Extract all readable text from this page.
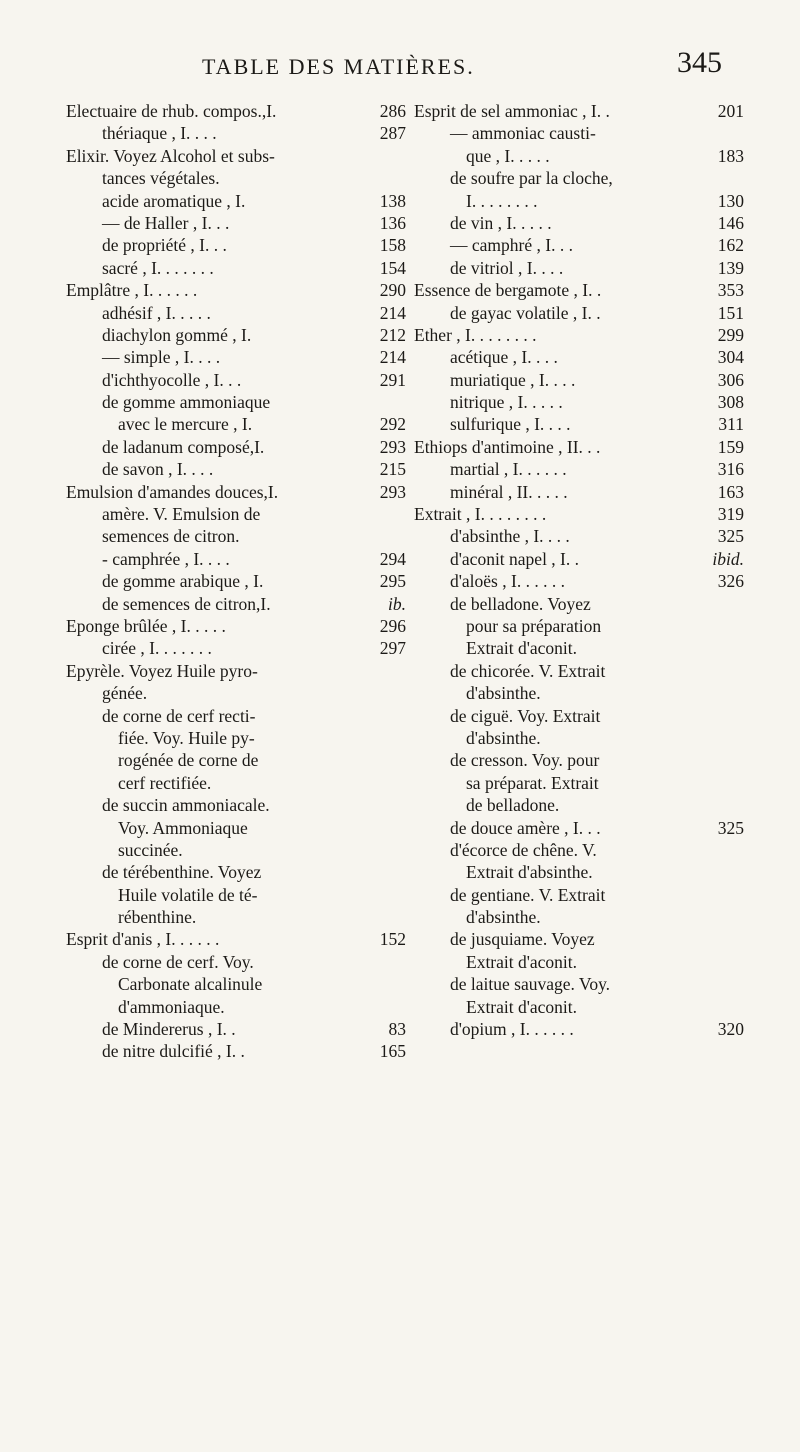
TABLE DES MATIÈRES.	345
Electuaire de rhub. compos.,I.	286
thériaque , I. . . .	287
Elixir. Voyez Alcohol et subs-
tances végétales.
acide aromatique , I.	138
— de Haller , I. . .	136
de propriété , I. . .	158
sacré , I. . . . . . .	154
Emplâtre , I. . . . . .	290
adhésif , I. . . . .	214
diachylon gommé , I.	212
— simple , I. . . .	214
d'ichthyocolle , I. . .	291
de gomme ammoniaque
avec le mercure , I.	292
de ladanum composé,I.	293
de savon , I. . . .	215
Emulsion d'amandes douces,I.	293
amère. V. Emulsion de
semences de citron.
- camphrée , I. . . .	294
de gomme arabique , I.	295
de semences de citron,I.	ib.
Eponge brûlée , I. . . . .	296
cirée , I. . . . . . .	297
Epyrèle. Voyez Huile pyro-
génée.
de corne de cerf recti-
fiée. Voy. Huile py-
rogénée de corne de
cerf rectifiée.
de succin ammoniacale.
Voy. Ammoniaque
succinée.
de térébenthine. Voyez
Huile volatile de té-
rébenthine.
Esprit d'anis , I. . . . . .	152
de corne de cerf. Voy.
Carbonate alcalinule
d'ammoniaque.
de Mindererus , I. .	83
de nitre dulcifié , I. .	165
Esprit de sel ammoniac , I. .	201
— ammoniac causti-
que , I. . . . .	183
de soufre par la cloche,
I. . . . . . . .	130
de vin , I. . . . .	146
— camphré , I. . .	162
de vitriol , I. . . .	139
Essence de bergamote , I. .	353
de gayac volatile , I. .	151
Ether , I. . . . . . . .	299
acétique , I. . . .	304
muriatique , I. . . .	306
nitrique , I. . . . .	308
sulfurique , I. . . .	311
Ethiops d'antimoine , II. . .	159
martial , I. . . . . .	316
minéral , II. . . . .	163
Extrait , I. . . . . . . .	319
d'absinthe , I. . . .	325
d'aconit napel , I. .	ibid.
d'aloës , I. . . . . .	326
de belladone. Voyez
pour sa préparation
Extrait d'aconit.
de chicorée. V. Extrait
d'absinthe.
de ciguë. Voy. Extrait
d'absinthe.
de cresson. Voy. pour
sa préparat. Extrait
de belladone.
de douce amère , I. . .	325
d'écorce de chêne. V.
Extrait d'absinthe.
de gentiane. V. Extrait
d'absinthe.
de jusquiame. Voyez
Extrait d'aconit.
de laitue sauvage. Voy.
Extrait d'aconit.
d'opium , I. . . . . .	320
- - - -
Given instruction. Write out the material above once more, exactly as it reads, with no pictures.

Output of the task.
Extract all readable text from this page.
TABLE DES MATIÈRES.	345
Electuaire de rhub. compos.,I.	286
thériaque , I. . . .	287
Elixir. Voyez Alcohol et subs-
tances végétales.
acide aromatique , I.	138
— de Haller , I. . .	136
de propriété , I. . .	158
sacré , I. . . . . . .	154
Emplâtre , I. . . . . .	290
adhésif , I. . . . .	214
diachylon gommé , I.	212
— simple , I. . . .	214
d'ichthyocolle , I. . .	291
de gomme ammoniaque
avec le mercure , I.	292
de ladanum composé,I.	293
de savon , I. . . .	215
Emulsion d'amandes douces,I.	293
amère. V. Emulsion de
semences de citron.
- camphrée , I. . . .	294
de gomme arabique , I.	295
de semences de citron,I.	ib.
Eponge brûlée , I. . . . .	296
cirée , I. . . . . . .	297
Epyrèle. Voyez Huile pyro-
génée.
de corne de cerf recti-
fiée. Voy. Huile py-
rogénée de corne de
cerf rectifiée.
de succin ammoniacale.
Voy. Ammoniaque
succinée.
de térébenthine. Voyez
Huile volatile de té-
rébenthine.
Esprit d'anis , I. . . . . .	152
de corne de cerf. Voy.
Carbonate alcalinule
d'ammoniaque.
de Mindererus , I. .	83
de nitre dulcifié , I. .	165
Esprit de sel ammoniac , I. .	201
— ammoniac causti-
que , I. . . . .	183
de soufre par la cloche,
I. . . . . . . .	130
de vin , I. . . . .	146
— camphré , I. . .	162
de vitriol , I. . . .	139
Essence de bergamote , I. .	353
de gayac volatile , I. .	151
Ether , I. . . . . . . .	299
acétique , I. . . .	304
muriatique , I. . . .	306
nitrique , I. . . . .	308
sulfurique , I. . . .	311
Ethiops d'antimoine , II. . .	159
martial , I. . . . . .	316
minéral , II. . . . .	163
Extrait , I. . . . . . . .	319
d'absinthe , I. . . .	325
d'aconit napel , I. .	ibid.
d'aloës , I. . . . . .	326
de belladone. Voyez
pour sa préparation
Extrait d'aconit.
de chicorée. V. Extrait
d'absinthe.
de ciguë. Voy. Extrait
d'absinthe.
de cresson. Voy. pour
sa préparat. Extrait
de belladone.
de douce amère , I. . .	325
d'écorce de chêne. V.
Extrait d'absinthe.
de gentiane. V. Extrait
d'absinthe.
de jusquiame. Voyez
Extrait d'aconit.
de laitue sauvage. Voy.
Extrait d'aconit.
d'opium , I. . . . . .	320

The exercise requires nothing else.